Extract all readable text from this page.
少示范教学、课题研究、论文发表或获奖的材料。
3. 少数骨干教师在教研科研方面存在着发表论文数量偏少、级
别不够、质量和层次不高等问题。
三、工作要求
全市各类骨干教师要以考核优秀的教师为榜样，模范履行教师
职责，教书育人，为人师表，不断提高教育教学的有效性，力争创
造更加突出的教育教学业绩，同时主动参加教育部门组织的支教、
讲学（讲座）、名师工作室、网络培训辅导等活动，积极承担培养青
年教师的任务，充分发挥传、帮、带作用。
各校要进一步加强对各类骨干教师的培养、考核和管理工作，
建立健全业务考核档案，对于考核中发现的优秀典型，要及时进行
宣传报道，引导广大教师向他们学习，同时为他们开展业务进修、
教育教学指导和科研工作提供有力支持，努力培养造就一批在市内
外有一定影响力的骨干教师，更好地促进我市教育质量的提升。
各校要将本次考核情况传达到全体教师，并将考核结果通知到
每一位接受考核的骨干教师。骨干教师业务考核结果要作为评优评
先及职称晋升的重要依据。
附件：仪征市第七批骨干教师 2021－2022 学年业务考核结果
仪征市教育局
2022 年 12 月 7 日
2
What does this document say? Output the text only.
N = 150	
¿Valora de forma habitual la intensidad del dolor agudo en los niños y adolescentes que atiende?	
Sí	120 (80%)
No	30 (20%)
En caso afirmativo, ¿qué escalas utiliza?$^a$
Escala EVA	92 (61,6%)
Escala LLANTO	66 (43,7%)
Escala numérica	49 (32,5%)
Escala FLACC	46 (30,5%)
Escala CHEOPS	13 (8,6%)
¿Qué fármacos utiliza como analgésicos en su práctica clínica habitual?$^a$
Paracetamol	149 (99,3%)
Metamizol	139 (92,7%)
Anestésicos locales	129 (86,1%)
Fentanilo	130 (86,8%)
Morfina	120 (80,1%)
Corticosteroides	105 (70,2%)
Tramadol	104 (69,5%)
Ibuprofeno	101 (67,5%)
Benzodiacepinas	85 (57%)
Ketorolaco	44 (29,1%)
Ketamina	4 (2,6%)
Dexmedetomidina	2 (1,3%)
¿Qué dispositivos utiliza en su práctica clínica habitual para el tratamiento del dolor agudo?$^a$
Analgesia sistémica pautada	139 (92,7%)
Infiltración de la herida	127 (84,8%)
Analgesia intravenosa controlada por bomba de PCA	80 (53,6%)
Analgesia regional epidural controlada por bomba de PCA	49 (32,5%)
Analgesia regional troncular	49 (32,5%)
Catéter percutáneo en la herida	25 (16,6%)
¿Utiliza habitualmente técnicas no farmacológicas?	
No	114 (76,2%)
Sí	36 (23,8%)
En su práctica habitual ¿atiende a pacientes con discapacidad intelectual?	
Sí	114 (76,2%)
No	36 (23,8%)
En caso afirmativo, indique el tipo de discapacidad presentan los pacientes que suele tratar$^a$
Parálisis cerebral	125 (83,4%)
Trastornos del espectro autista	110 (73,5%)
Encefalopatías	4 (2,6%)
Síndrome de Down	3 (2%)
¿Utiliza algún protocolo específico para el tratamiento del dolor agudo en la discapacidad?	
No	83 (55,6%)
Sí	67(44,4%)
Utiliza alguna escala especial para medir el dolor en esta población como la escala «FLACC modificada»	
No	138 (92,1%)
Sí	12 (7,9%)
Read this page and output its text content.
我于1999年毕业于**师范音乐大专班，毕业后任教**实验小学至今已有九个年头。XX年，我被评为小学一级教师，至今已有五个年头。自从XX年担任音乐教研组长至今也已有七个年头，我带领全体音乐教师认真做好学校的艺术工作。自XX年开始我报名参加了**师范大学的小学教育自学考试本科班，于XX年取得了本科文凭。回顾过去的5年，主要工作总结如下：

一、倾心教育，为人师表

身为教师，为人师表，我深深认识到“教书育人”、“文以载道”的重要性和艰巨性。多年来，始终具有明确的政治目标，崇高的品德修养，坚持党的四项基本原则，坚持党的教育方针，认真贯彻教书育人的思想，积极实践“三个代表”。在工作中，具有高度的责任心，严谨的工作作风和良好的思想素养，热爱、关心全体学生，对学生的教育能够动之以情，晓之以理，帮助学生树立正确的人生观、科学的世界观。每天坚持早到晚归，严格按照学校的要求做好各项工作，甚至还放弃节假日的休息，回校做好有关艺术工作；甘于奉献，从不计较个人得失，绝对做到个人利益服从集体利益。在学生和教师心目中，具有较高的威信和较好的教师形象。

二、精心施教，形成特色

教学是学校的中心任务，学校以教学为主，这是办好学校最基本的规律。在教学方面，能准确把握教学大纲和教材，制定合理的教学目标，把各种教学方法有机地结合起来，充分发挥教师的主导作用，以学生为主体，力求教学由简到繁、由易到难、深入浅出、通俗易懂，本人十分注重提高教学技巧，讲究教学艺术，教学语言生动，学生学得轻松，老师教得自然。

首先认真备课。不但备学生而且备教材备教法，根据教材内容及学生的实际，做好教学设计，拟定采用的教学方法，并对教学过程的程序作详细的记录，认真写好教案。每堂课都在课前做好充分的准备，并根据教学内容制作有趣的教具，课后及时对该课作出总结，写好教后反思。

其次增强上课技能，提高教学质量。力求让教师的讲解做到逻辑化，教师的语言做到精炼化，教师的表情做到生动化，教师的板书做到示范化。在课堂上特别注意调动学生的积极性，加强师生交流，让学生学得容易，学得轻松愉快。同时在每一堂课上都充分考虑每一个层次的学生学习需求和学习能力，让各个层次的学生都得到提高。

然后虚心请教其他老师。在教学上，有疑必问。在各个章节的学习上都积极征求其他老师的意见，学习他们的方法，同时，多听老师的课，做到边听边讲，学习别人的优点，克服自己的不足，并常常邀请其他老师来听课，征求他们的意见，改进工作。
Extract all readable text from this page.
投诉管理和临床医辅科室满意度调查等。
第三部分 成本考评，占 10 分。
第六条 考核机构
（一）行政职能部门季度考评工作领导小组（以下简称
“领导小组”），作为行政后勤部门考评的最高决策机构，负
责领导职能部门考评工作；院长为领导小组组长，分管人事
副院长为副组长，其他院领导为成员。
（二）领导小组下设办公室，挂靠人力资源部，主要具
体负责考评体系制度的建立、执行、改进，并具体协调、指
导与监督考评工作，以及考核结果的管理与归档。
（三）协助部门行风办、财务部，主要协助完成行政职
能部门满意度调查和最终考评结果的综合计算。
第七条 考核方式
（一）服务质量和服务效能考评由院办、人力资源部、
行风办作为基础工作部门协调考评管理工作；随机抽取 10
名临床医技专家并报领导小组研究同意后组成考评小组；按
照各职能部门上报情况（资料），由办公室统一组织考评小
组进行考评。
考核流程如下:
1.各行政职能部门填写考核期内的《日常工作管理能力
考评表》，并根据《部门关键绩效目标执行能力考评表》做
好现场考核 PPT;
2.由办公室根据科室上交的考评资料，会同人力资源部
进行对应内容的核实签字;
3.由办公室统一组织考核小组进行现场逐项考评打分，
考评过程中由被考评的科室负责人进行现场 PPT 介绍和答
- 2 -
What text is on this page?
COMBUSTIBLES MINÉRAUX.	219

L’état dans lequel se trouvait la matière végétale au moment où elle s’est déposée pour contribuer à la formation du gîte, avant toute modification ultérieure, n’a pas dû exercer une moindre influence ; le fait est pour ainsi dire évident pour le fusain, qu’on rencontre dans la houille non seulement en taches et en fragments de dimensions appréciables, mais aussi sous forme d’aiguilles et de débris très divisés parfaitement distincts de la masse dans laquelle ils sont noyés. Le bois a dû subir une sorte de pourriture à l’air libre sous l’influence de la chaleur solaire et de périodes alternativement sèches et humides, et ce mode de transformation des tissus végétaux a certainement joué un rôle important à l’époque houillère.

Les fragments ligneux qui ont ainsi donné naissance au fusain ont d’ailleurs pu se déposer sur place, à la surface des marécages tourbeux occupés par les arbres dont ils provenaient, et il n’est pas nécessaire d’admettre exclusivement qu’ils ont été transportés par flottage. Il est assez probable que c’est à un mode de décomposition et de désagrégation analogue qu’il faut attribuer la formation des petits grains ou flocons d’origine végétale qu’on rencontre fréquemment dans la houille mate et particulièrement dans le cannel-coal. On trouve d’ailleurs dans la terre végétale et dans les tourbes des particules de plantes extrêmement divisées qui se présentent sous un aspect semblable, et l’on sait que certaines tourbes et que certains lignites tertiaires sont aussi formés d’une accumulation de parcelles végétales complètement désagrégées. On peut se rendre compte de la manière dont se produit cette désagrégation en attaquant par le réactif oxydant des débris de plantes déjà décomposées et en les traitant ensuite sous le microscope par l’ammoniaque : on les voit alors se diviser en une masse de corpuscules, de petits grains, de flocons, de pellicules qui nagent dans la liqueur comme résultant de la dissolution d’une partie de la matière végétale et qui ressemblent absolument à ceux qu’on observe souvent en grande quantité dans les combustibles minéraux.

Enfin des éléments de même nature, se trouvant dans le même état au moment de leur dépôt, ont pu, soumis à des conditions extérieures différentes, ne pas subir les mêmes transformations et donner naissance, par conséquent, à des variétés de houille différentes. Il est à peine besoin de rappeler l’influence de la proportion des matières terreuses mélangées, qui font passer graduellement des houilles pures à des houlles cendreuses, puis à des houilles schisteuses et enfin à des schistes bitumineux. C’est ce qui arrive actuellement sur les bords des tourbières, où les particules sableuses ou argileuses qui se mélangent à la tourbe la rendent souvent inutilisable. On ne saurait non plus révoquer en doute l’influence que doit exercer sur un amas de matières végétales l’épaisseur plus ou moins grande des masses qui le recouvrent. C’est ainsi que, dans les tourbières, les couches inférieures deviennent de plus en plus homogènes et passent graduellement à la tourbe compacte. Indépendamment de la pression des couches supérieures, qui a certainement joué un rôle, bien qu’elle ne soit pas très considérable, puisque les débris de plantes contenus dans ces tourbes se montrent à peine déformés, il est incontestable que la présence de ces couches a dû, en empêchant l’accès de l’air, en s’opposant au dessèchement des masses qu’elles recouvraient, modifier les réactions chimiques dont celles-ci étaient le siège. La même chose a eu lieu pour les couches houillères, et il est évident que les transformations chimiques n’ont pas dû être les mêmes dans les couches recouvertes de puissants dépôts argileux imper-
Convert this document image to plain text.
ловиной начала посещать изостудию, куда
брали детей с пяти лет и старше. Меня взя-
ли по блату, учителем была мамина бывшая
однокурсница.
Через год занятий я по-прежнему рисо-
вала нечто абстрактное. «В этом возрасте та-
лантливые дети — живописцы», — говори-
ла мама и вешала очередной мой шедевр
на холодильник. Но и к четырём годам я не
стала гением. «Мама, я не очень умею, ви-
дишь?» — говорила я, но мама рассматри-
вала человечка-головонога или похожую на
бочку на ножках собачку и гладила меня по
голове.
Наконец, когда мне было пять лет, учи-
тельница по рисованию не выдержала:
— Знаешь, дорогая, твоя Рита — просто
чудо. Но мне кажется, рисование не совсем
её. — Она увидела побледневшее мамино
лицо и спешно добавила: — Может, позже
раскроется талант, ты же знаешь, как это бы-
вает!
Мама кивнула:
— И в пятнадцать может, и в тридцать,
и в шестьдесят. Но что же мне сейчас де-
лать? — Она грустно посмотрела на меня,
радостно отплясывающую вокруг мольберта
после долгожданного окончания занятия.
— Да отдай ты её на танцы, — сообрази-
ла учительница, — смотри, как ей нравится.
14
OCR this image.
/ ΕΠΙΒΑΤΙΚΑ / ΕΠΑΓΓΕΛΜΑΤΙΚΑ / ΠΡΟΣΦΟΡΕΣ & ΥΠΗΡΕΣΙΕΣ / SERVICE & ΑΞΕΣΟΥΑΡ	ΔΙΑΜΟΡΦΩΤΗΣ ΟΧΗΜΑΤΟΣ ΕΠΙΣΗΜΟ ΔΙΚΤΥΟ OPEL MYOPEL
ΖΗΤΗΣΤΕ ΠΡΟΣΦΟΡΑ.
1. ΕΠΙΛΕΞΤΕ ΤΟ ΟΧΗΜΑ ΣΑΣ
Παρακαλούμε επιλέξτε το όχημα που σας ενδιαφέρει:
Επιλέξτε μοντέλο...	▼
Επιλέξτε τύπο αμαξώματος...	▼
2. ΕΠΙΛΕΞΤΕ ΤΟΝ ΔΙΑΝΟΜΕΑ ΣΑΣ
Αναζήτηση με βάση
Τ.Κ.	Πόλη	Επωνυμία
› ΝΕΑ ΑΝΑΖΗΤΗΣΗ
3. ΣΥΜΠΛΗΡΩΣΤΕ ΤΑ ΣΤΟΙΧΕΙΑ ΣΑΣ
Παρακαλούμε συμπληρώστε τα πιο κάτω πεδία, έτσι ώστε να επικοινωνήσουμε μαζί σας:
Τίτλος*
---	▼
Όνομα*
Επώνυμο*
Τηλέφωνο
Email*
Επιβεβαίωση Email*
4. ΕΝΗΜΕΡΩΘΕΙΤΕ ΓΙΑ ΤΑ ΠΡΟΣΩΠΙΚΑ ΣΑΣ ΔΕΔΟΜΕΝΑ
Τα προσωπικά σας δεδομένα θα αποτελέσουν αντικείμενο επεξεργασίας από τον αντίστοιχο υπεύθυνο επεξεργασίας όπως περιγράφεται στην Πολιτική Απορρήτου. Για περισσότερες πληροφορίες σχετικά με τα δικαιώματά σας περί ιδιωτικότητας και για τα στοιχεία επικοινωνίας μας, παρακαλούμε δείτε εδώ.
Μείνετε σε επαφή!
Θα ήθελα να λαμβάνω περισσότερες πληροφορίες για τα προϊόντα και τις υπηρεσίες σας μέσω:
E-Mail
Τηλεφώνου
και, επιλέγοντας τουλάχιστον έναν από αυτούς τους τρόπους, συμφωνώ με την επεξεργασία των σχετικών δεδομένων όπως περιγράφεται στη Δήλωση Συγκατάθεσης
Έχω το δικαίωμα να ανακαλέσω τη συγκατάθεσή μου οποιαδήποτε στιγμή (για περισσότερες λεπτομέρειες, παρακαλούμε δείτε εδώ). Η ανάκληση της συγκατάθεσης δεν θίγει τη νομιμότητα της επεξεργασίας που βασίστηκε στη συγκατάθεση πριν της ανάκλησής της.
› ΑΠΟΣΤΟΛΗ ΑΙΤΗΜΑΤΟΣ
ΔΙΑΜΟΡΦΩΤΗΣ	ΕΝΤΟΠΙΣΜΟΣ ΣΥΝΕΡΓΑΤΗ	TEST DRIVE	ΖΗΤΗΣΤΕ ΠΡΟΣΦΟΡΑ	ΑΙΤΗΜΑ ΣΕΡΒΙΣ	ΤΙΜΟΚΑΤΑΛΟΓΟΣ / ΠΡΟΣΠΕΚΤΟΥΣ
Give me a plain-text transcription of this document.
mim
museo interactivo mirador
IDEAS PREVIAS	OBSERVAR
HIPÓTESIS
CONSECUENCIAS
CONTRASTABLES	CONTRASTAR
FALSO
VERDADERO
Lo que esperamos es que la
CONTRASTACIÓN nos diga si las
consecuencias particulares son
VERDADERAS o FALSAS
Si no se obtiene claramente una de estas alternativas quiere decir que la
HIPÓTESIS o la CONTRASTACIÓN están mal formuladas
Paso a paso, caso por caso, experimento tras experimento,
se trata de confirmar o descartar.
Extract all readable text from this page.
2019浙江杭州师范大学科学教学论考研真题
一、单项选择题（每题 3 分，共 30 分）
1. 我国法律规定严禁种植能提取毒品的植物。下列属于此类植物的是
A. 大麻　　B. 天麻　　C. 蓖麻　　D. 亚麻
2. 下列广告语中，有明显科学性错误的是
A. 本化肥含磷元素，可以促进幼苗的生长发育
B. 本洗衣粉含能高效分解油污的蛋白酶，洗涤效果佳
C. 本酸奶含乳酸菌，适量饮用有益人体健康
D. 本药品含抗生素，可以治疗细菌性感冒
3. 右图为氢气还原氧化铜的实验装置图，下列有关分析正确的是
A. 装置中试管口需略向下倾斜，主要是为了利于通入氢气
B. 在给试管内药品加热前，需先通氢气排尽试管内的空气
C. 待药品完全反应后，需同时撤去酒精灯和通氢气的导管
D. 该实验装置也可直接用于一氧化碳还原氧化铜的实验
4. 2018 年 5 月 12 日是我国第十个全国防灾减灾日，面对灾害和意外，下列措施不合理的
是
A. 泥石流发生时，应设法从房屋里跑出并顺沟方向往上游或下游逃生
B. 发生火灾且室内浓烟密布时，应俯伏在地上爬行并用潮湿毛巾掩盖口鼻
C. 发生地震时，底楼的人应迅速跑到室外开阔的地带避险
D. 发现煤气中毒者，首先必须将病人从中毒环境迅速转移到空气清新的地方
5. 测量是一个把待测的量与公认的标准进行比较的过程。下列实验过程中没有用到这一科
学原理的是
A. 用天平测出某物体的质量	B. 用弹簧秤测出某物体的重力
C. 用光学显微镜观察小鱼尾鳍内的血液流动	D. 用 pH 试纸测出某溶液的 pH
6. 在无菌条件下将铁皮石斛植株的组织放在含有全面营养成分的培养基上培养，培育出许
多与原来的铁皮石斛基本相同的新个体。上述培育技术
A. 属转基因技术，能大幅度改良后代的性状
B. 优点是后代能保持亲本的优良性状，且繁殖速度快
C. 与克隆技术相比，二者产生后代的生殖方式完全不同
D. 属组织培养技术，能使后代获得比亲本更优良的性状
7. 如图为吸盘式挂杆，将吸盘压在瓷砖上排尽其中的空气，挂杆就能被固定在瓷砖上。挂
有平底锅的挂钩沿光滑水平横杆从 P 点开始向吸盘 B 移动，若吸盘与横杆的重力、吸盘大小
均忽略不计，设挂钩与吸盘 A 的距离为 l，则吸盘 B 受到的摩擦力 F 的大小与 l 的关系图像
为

● OBJECTIVE: How many of the lines above contain the string "document"? Give the number only.

● WRITTEN ANSWER: 3